--- start ---

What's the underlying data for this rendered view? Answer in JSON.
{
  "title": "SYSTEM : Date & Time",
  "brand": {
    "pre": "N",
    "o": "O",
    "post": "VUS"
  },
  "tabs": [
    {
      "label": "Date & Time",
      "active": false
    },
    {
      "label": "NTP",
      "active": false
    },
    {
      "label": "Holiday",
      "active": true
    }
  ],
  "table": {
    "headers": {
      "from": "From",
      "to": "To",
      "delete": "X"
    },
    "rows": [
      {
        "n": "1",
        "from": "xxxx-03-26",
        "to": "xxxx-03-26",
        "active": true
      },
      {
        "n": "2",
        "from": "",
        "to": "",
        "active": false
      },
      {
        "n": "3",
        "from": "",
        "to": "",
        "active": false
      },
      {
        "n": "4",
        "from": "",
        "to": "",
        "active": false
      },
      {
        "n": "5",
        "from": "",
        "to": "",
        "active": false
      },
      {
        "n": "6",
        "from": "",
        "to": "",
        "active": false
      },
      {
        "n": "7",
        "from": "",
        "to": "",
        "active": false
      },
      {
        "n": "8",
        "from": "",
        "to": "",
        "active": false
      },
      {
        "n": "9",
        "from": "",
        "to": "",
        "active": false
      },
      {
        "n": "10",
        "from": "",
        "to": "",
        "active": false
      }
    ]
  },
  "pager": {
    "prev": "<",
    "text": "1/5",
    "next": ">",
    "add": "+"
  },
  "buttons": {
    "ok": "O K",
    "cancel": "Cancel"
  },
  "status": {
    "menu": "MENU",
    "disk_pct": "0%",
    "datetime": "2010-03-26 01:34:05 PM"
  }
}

--- end ---

- Exercise requirements: Return each line with "label".

- Exercise answer:
      "label": "Date & Time",
      "label": "NTP",
      "label": "Holiday",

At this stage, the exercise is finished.